* [Requirements]:
Only a number is required: how many lines of the material contain the word "lorda"?

— Begin The data —

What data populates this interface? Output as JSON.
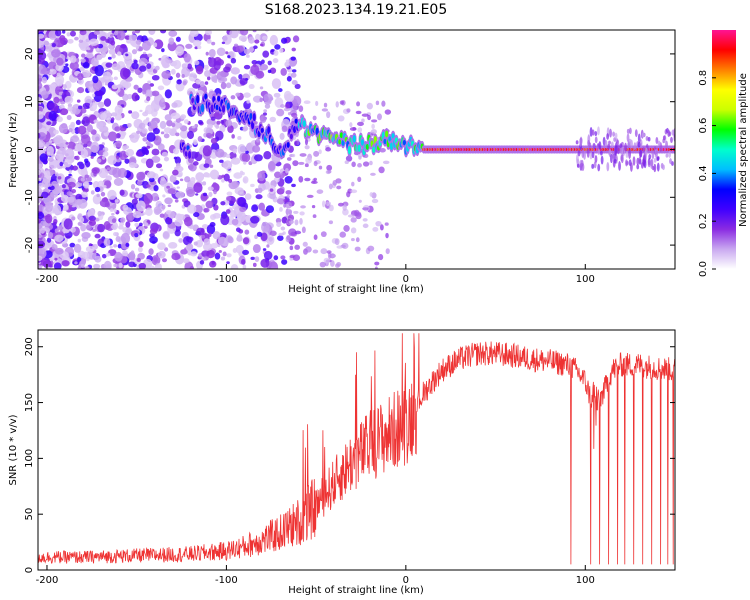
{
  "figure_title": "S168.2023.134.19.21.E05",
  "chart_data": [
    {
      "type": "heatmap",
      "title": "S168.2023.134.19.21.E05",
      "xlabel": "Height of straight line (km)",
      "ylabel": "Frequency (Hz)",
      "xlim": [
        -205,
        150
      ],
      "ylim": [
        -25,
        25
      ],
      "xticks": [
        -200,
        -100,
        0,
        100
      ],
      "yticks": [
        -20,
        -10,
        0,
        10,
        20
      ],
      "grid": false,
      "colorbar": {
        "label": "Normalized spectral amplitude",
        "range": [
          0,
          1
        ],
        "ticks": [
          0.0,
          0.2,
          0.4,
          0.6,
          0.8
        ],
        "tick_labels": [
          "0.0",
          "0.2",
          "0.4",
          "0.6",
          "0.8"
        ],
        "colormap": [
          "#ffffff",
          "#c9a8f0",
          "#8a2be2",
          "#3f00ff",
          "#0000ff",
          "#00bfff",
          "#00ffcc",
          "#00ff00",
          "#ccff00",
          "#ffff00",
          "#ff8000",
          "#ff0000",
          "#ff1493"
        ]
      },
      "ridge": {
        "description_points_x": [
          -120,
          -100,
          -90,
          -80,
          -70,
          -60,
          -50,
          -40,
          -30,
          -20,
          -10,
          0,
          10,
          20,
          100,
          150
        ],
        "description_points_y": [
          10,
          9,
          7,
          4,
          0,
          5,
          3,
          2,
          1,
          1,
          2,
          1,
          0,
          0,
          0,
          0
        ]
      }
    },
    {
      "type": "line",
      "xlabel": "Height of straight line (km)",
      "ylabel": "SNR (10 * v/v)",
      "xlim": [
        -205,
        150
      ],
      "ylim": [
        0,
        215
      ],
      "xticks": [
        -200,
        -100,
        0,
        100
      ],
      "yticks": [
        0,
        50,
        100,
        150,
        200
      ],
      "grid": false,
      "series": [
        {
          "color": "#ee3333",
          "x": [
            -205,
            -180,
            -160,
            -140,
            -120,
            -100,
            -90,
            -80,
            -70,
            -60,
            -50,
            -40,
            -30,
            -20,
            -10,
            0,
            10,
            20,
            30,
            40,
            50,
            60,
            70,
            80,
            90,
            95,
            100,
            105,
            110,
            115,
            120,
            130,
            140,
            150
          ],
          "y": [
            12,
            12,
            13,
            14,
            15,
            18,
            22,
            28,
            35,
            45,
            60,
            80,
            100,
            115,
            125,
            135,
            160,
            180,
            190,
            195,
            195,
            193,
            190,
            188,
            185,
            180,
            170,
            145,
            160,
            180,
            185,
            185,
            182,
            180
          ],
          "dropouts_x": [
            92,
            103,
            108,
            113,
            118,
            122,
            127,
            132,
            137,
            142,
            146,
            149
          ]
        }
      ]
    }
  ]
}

— End The data —
— Begin The data —

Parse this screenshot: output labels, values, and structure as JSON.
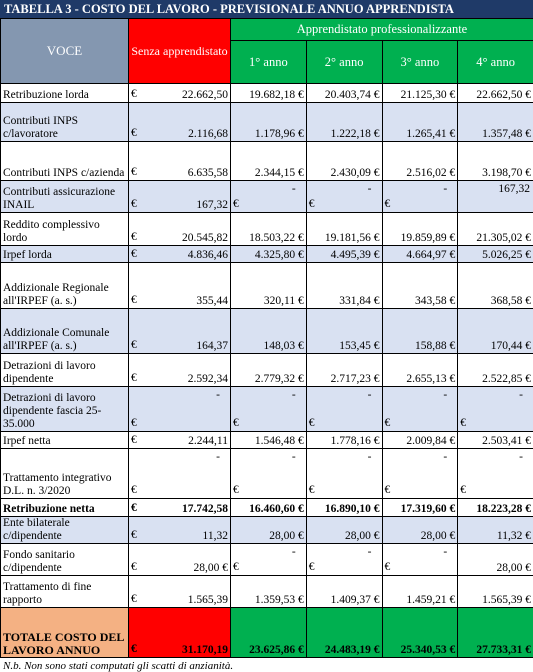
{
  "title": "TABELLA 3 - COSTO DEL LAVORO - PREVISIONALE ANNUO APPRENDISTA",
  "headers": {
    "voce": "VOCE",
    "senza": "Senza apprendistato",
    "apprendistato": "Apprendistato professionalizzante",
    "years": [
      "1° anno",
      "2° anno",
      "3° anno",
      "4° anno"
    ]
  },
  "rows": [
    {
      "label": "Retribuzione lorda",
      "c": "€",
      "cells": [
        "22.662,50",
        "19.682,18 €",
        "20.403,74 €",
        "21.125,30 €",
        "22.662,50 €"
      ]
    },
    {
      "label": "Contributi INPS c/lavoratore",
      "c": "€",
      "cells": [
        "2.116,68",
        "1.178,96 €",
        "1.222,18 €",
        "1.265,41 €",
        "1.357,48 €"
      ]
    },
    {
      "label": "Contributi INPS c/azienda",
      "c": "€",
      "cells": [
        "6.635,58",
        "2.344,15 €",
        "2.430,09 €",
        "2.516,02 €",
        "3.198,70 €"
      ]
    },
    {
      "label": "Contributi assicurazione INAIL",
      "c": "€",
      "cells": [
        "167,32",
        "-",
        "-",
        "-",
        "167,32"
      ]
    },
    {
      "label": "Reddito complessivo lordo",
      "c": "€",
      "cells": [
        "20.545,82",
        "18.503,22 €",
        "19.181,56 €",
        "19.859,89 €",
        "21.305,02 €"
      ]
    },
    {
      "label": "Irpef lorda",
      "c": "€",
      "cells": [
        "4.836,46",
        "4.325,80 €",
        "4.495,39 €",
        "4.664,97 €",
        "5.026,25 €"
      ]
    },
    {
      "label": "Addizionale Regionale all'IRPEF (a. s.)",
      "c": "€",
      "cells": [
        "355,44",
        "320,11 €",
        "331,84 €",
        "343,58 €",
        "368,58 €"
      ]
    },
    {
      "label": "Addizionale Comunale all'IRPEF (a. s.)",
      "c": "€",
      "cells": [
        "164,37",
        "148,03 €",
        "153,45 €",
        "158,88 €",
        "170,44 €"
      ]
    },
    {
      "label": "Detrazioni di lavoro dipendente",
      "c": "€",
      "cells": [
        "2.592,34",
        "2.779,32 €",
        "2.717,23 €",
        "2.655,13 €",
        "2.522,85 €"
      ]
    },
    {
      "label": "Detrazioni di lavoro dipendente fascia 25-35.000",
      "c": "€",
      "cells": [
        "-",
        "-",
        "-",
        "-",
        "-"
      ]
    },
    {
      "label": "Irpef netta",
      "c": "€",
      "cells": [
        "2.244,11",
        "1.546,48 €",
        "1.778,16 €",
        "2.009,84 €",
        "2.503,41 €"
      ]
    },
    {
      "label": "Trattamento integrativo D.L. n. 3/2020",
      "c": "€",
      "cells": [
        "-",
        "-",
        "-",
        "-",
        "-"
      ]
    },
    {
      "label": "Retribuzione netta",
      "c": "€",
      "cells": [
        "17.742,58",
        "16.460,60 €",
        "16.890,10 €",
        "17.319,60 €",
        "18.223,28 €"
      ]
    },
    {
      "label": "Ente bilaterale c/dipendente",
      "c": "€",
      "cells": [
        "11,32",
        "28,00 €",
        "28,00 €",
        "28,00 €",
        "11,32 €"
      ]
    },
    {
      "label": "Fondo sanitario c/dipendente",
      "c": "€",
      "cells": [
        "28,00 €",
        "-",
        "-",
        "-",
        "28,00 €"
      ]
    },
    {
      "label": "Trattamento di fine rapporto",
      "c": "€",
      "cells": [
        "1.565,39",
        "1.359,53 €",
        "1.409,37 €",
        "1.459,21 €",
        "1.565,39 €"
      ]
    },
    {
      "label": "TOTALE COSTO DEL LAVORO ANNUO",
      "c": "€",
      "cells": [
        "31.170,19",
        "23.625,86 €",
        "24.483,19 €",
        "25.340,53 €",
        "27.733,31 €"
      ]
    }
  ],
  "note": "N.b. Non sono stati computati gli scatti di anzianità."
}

— End The data —
— Begin The data —

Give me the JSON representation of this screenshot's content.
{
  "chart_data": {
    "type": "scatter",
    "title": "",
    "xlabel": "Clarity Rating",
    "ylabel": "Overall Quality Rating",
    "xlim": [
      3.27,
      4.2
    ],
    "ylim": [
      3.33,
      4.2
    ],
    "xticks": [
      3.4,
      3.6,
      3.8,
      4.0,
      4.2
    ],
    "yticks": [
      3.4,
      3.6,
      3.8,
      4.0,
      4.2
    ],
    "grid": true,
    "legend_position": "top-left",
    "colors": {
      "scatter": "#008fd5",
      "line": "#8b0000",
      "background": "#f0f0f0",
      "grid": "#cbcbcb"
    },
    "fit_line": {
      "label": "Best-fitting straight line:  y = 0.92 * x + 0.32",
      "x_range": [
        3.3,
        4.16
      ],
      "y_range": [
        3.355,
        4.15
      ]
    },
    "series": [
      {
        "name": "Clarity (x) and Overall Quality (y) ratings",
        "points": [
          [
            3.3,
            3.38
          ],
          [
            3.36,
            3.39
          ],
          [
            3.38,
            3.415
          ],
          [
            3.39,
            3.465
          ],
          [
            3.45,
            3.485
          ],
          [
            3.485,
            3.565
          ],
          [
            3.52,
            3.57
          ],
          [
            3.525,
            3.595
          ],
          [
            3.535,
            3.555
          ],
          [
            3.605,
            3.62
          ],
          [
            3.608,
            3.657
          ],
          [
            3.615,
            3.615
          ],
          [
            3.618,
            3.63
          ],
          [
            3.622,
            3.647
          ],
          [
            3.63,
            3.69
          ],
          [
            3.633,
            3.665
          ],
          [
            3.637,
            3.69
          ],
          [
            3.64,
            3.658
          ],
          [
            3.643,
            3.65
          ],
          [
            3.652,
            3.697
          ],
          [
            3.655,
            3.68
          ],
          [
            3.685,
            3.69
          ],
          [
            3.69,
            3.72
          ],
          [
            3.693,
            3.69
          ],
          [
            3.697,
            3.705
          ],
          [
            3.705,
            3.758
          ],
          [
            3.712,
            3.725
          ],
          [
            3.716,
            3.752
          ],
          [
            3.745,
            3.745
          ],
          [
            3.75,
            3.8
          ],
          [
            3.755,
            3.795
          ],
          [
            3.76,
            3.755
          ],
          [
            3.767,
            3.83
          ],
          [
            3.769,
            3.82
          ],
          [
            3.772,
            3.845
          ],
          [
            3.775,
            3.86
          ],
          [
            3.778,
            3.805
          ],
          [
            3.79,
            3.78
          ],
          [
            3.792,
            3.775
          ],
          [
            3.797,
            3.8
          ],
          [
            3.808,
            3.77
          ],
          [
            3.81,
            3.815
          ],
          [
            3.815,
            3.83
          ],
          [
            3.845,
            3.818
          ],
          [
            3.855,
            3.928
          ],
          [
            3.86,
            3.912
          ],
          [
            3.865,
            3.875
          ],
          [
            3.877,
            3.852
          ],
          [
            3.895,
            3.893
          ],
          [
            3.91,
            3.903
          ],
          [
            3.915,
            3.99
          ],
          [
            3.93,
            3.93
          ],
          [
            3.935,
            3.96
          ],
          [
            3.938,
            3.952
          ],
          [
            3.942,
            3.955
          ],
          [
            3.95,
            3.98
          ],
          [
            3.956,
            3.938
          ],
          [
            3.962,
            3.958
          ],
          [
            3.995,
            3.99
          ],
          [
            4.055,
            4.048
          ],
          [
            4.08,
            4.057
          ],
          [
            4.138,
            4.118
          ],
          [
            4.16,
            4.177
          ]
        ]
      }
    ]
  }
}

— End The data —

* [Correct result]:
2